(Data entries for graphics)
--- START ---

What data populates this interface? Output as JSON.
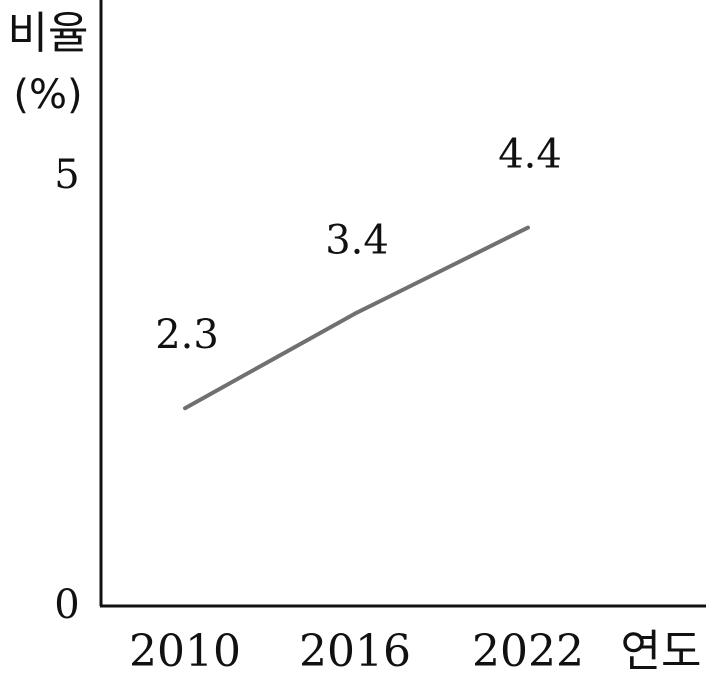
{
  "chart_data": {
    "type": "line",
    "categories": [
      "2010",
      "2016",
      "2022"
    ],
    "series": [
      {
        "values": [
          2.3,
          3.4,
          4.4
        ]
      }
    ],
    "data_labels": [
      "2.3",
      "3.4",
      "4.4"
    ],
    "ylabel_line1": "비율",
    "ylabel_line2": "(%)",
    "xlabel": "연도",
    "yticks": [
      "0",
      "5"
    ],
    "ylim": [
      0,
      5
    ],
    "grid": false,
    "line_color": "#707070",
    "axis_color": "#111111"
  }
}
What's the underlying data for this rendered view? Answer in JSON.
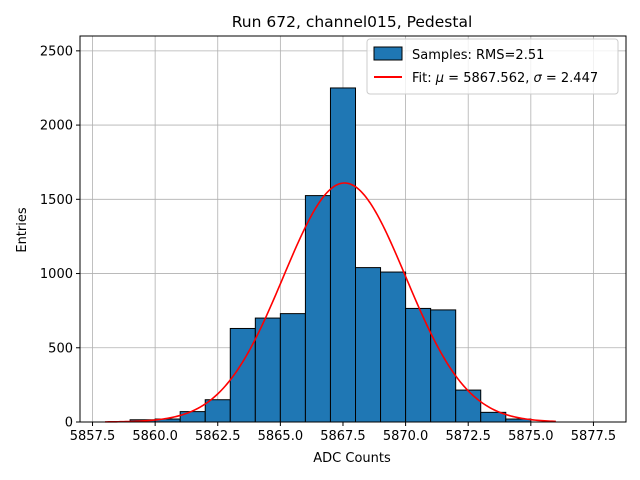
{
  "chart_data": {
    "type": "bar",
    "title": "Run 672, channel015, Pedestal",
    "xlabel": "ADC Counts",
    "ylabel": "Entries",
    "xlim": [
      5857.0,
      5878.8
    ],
    "ylim": [
      0,
      2600
    ],
    "x_ticks": [
      5857.5,
      5860.0,
      5862.5,
      5865.0,
      5867.5,
      5870.0,
      5872.5,
      5875.0,
      5877.5
    ],
    "x_tick_labels": [
      "5857.5",
      "5860.0",
      "5862.5",
      "5865.0",
      "5867.5",
      "5870.0",
      "5872.5",
      "5875.0",
      "5877.5"
    ],
    "y_ticks": [
      0,
      500,
      1000,
      1500,
      2000,
      2500
    ],
    "y_tick_labels": [
      "0",
      "500",
      "1000",
      "1500",
      "2000",
      "2500"
    ],
    "grid": true,
    "legend_position": "top-right",
    "histogram": {
      "bin_edges": [
        5859,
        5860,
        5861,
        5862,
        5863,
        5864,
        5865,
        5866,
        5867,
        5868,
        5869,
        5870,
        5871,
        5872,
        5873,
        5874,
        5875
      ],
      "counts": [
        15,
        20,
        70,
        150,
        630,
        700,
        730,
        1525,
        2250,
        1040,
        1010,
        765,
        755,
        215,
        65,
        20
      ],
      "color": "#1f77b4",
      "edge_color": "#000000"
    },
    "fit": {
      "mu": 5867.562,
      "sigma": 2.447,
      "amplitude": 1610,
      "x_range": [
        5858,
        5876
      ],
      "color": "#ff0000"
    },
    "series": [
      {
        "name": "Samples: RMS=2.51",
        "kind": "histogram"
      },
      {
        "name": "Fit: μ = 5867.562, σ = 2.447",
        "kind": "line"
      }
    ]
  },
  "legend": {
    "samples_label": "Samples: RMS=2.51",
    "fit_prefix": "Fit: ",
    "fit_mu_symbol": "μ",
    "fit_mu_value": " = 5867.562, ",
    "fit_sigma_symbol": "σ",
    "fit_sigma_value": " = 2.447"
  },
  "colors": {
    "bar_fill": "#1f77b4",
    "fit_line": "#ff0000",
    "grid": "#b0b0b0"
  }
}
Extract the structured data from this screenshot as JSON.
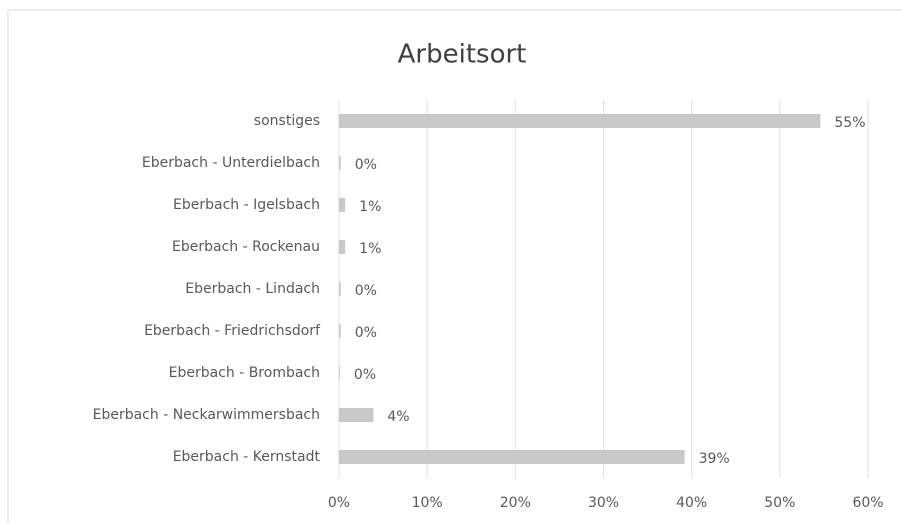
{
  "chart_data": {
    "type": "bar",
    "orientation": "horizontal",
    "title": "Arbeitsort",
    "categories": [
      "sonstiges",
      "Eberbach - Unterdielbach",
      "Eberbach - Igelsbach",
      "Eberbach - Rockenau",
      "Eberbach - Lindach",
      "Eberbach - Friedrichsdorf",
      "Eberbach - Brombach",
      "Eberbach - Neckarwimmersbach",
      "Eberbach - Kernstadt"
    ],
    "values": [
      54.6,
      0.2,
      0.7,
      0.7,
      0.2,
      0.2,
      0.1,
      3.9,
      39.2
    ],
    "value_labels": [
      "55%",
      "0%",
      "1%",
      "1%",
      "0%",
      "0%",
      "0%",
      "4%",
      "39%"
    ],
    "color": "#c9c9c9",
    "xlim": [
      0,
      60
    ],
    "xticks": [
      {
        "value": 0,
        "label": "0%"
      },
      {
        "value": 10,
        "label": "10%"
      },
      {
        "value": 20,
        "label": "20%"
      },
      {
        "value": 30,
        "label": "30%"
      },
      {
        "value": 40,
        "label": "40%"
      },
      {
        "value": 50,
        "label": "50%"
      },
      {
        "value": 60,
        "label": "60%"
      }
    ],
    "grid": true
  }
}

--- END ---

Report every line in the data above in which the word "grid" appears.

◆ **Complete answer**:
    "grid": false,
    "grid": true,
    "grid": "#b0b0b0"
    "grid": true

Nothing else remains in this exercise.